What the task requires -> Write the material out again in full, word for word. Do not include the pictures.

Materials provided ->
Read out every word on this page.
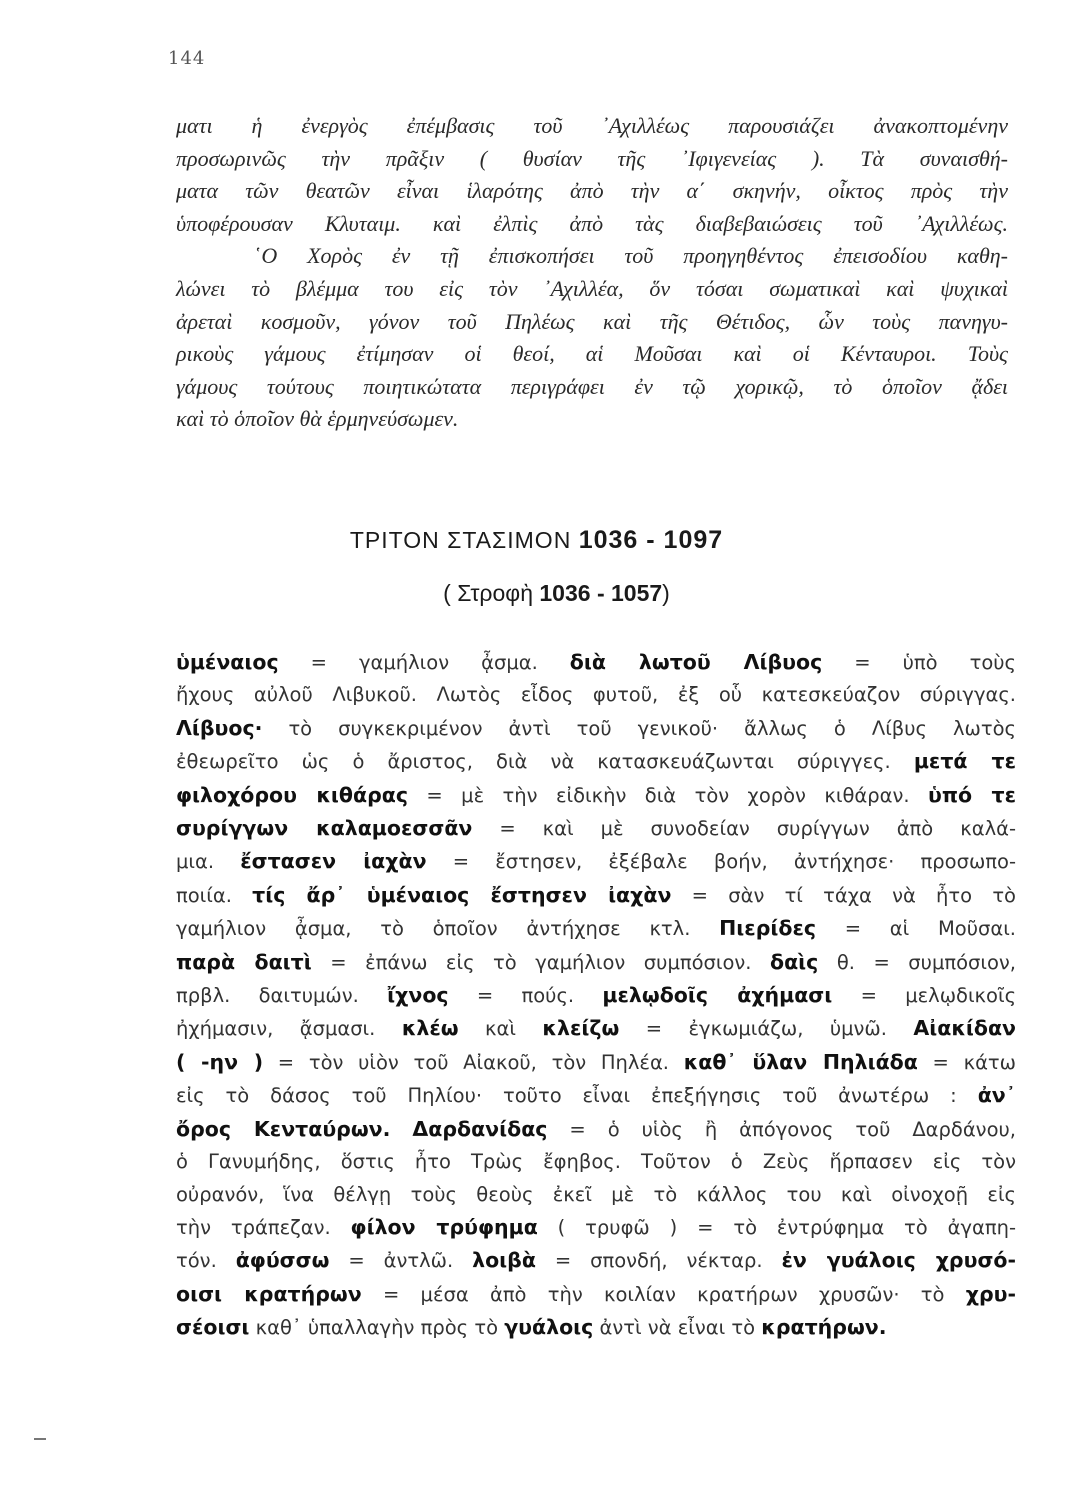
144
ματι ἡ ἐνεργὸς ἐπέμβασις τοῦ ᾿Αχιλλέως παρουσιάζει ἀνακοπτομένην
προσωρινῶς τὴν πρᾶξιν ( θυσίαν τῆς ᾿Ιφιγενείας ). Τὰ συναισθή-
ματα τῶν θεατῶν εἶναι ἱλαρότης ἀπὸ τὴν α΄ σκηνήν, οἶκτος πρὸς τὴν
ὑποφέρουσαν Κλυταιμ. καὶ ἐλπὶς ἀπὸ τὰς διαβεβαιώσεις τοῦ ᾿Αχιλλέως.
῾Ο Χορὸς ἐν τῇ ἐπισκοπήσει τοῦ προηγηθέντος ἐπεισοδίου καθη-
λώνει τὸ βλέμμα του εἰς τὸν ᾿Αχιλλέα, ὅν τόσαι σωματικαὶ καὶ ψυχικαὶ
ἀρεταὶ κοσμοῦν, γόνον τοῦ Πηλέως καὶ τῆς Θέτιδος, ὧν τοὺς πανηγυ-
ρικοὺς γάμους ἐτίμησαν οἱ θεοί, αἱ Μοῦσαι καὶ οἱ Κένταυροι. Τοὺς
γάμους τούτους ποιητικώτατα περιγράφει ἐν τῷ χορικῷ, τὸ ὁποῖον ᾄδει
καὶ τὸ ὁποῖον θὰ ἑρμηνεύσωμεν.
ΤΡΙΤΟΝ ΣΤΑΣΙΜΟΝ 1036 - 1097
( Στροφὴ 1036 - 1057)
ὑμέναιος = γαμήλιον ᾆσμα. διὰ λωτοῦ Λίβυος = ὑπὸ τοὺς
ἤχους αὐλοῦ Λιβυκοῦ. Λωτὸς εἶδος φυτοῦ, ἐξ οὗ κατεσκεύαζον σύριγγας.
Λίβυος· τὸ συγκεκριμένον ἀντὶ τοῦ γενικοῦ· ἄλλως ὁ Λίβυς λωτὸς
ἐθεωρεῖτο ὡς ὁ ἄριστος, διὰ νὰ κατασκευάζωνται σύριγγες. μετά τε
φιλοχόρου κιθάρας = μὲ τὴν εἰδικὴν διὰ τὸν χορὸν κιθάραν. ὑπό τε
συρίγγων καλαμοεσσᾶν = καὶ μὲ συνοδείαν συρίγγων ἀπὸ καλά-
μια. ἔστασεν ἰαχὰν = ἔστησεν, ἐξέβαλε βοήν, ἀντήχησε· προσωπο-
ποιία. τίς ἄρ᾿ ὑμέναιος ἔστησεν ἰαχὰν = σὰν τί τάχα νὰ ἦτο τὸ
γαμήλιον ᾆσμα, τὸ ὁποῖον ἀντήχησε κτλ. Πιερίδες = αἱ Μοῦσαι.
παρὰ δαιτὶ = ἐπάνω εἰς τὸ γαμήλιον συμπόσιον. δαὶς θ. = συμπόσιον,
πρβλ. δαιτυμών. ἴχνος = πούς. μελῳδοῖς ἀχήμασι = μελῳδικοῖς
ἠχήμασιν, ᾄσμασι. κλέω καὶ κλείζω = ἐγκωμιάζω, ὑμνῶ. Αἰακίδαν
( -ην ) = τὸν υἱὸν τοῦ Αἰακοῦ, τὸν Πηλέα. καθ᾿ ὕλαν Πηλιάδα = κάτω
εἰς τὸ δάσος τοῦ Πηλίου· τοῦτο εἶναι ἐπεξήγησις τοῦ ἀνωτέρω : ἀν᾿
ὄρος Κενταύρων. Δαρδανίδας = ὁ υἱὸς ἢ ἀπόγονος τοῦ Δαρδάνου,
ὁ Γανυμήδης, ὅστις ἦτο Τρὼς ἔφηβος. Τοῦτον ὁ Ζεὺς ἥρπασεν εἰς τὸν
οὐρανόν, ἵνα θέλγῃ τοὺς θεοὺς ἐκεῖ μὲ τὸ κάλλος του καὶ οἰνοχοῇ εἰς
τὴν τράπεζαν. φίλον τρύφημα ( τρυφῶ ) = τὸ ἐντρύφημα τὸ ἀγαπη-
τόν. ἀφύσσω = ἀντλῶ. λοιβὰ = σπονδή, νέκταρ. ἐν γυάλοις χρυσό-
οισι κρατήρων = μέσα ἀπὸ τὴν κοιλίαν κρατήρων χρυσῶν· τὸ χρυ-
σέοισι καθ᾿ ὑπαλλαγὴν πρὸς τὸ γυάλοις ἀντὶ νὰ εἶναι τὸ κρατήρων.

Exercise solution ->
Read out every word on this page.
144
ματι ἡ ἐνεργὸς ἐπέμβασις τοῦ ᾿Αχιλλέως παρουσιάζει ἀνακοπτομένην
προσωρινῶς τὴν πρᾶξιν ( θυσίαν τῆς ᾿Ιφιγενείας ). Τὰ συναισθή-
ματα τῶν θεατῶν εἶναι ἱλαρότης ἀπὸ τὴν α΄ σκηνήν, οἶκτος πρὸς τὴν
ὑποφέρουσαν Κλυταιμ. καὶ ἐλπὶς ἀπὸ τὰς διαβεβαιώσεις τοῦ ᾿Αχιλλέως.
῾Ο Χορὸς ἐν τῇ ἐπισκοπήσει τοῦ προηγηθέντος ἐπεισοδίου καθη-
λώνει τὸ βλέμμα του εἰς τὸν ᾿Αχιλλέα, ὅν τόσαι σωματικαὶ καὶ ψυχικαὶ
ἀρεταὶ κοσμοῦν, γόνον τοῦ Πηλέως καὶ τῆς Θέτιδος, ὧν τοὺς πανηγυ-
ρικοὺς γάμους ἐτίμησαν οἱ θεοί, αἱ Μοῦσαι καὶ οἱ Κένταυροι. Τοὺς
γάμους τούτους ποιητικώτατα περιγράφει ἐν τῷ χορικῷ, τὸ ὁποῖον ᾄδει
καὶ τὸ ὁποῖον θὰ ἑρμηνεύσωμεν.
ΤΡΙΤΟΝ ΣΤΑΣΙΜΟΝ 1036 - 1097
( Στροφὴ 1036 - 1057)
ὑμέναιος = γαμήλιον ᾆσμα. διὰ λωτοῦ Λίβυος = ὑπὸ τοὺς
ἤχους αὐλοῦ Λιβυκοῦ. Λωτὸς εἶδος φυτοῦ, ἐξ οὗ κατεσκεύαζον σύριγγας.
Λίβυος· τὸ συγκεκριμένον ἀντὶ τοῦ γενικοῦ· ἄλλως ὁ Λίβυς λωτὸς
ἐθεωρεῖτο ὡς ὁ ἄριστος, διὰ νὰ κατασκευάζωνται σύριγγες. μετά τε
φιλοχόρου κιθάρας = μὲ τὴν εἰδικὴν διὰ τὸν χορὸν κιθάραν. ὑπό τε
συρίγγων καλαμοεσσᾶν = καὶ μὲ συνοδείαν συρίγγων ἀπὸ καλά-
μια. ἔστασεν ἰαχὰν = ἔστησεν, ἐξέβαλε βοήν, ἀντήχησε· προσωπο-
ποιία. τίς ἄρ᾿ ὑμέναιος ἔστησεν ἰαχὰν = σὰν τί τάχα νὰ ἦτο τὸ
γαμήλιον ᾆσμα, τὸ ὁποῖον ἀντήχησε κτλ. Πιερίδες = αἱ Μοῦσαι.
παρὰ δαιτὶ = ἐπάνω εἰς τὸ γαμήλιον συμπόσιον. δαὶς θ. = συμπόσιον,
πρβλ. δαιτυμών. ἴχνος = πούς. μελῳδοῖς ἀχήμασι = μελῳδικοῖς
ἠχήμασιν, ᾄσμασι. κλέω καὶ κλείζω = ἐγκωμιάζω, ὑμνῶ. Αἰακίδαν
( -ην ) = τὸν υἱὸν τοῦ Αἰακοῦ, τὸν Πηλέα. καθ᾿ ὕλαν Πηλιάδα = κάτω
εἰς τὸ δάσος τοῦ Πηλίου· τοῦτο εἶναι ἐπεξήγησις τοῦ ἀνωτέρω : ἀν᾿
ὄρος Κενταύρων. Δαρδανίδας = ὁ υἱὸς ἢ ἀπόγονος τοῦ Δαρδάνου,
ὁ Γανυμήδης, ὅστις ἦτο Τρὼς ἔφηβος. Τοῦτον ὁ Ζεὺς ἥρπασεν εἰς τὸν
οὐρανόν, ἵνα θέλγῃ τοὺς θεοὺς ἐκεῖ μὲ τὸ κάλλος του καὶ οἰνοχοῇ εἰς
τὴν τράπεζαν. φίλον τρύφημα ( τρυφῶ ) = τὸ ἐντρύφημα τὸ ἀγαπη-
τόν. ἀφύσσω = ἀντλῶ. λοιβὰ = σπονδή, νέκταρ. ἐν γυάλοις χρυσό-
οισι κρατήρων = μέσα ἀπὸ τὴν κοιλίαν κρατήρων χρυσῶν· τὸ χρυ-
σέοισι καθ᾿ ὑπαλλαγὴν πρὸς τὸ γυάλοις ἀντὶ νὰ εἶναι τὸ κρατήρων.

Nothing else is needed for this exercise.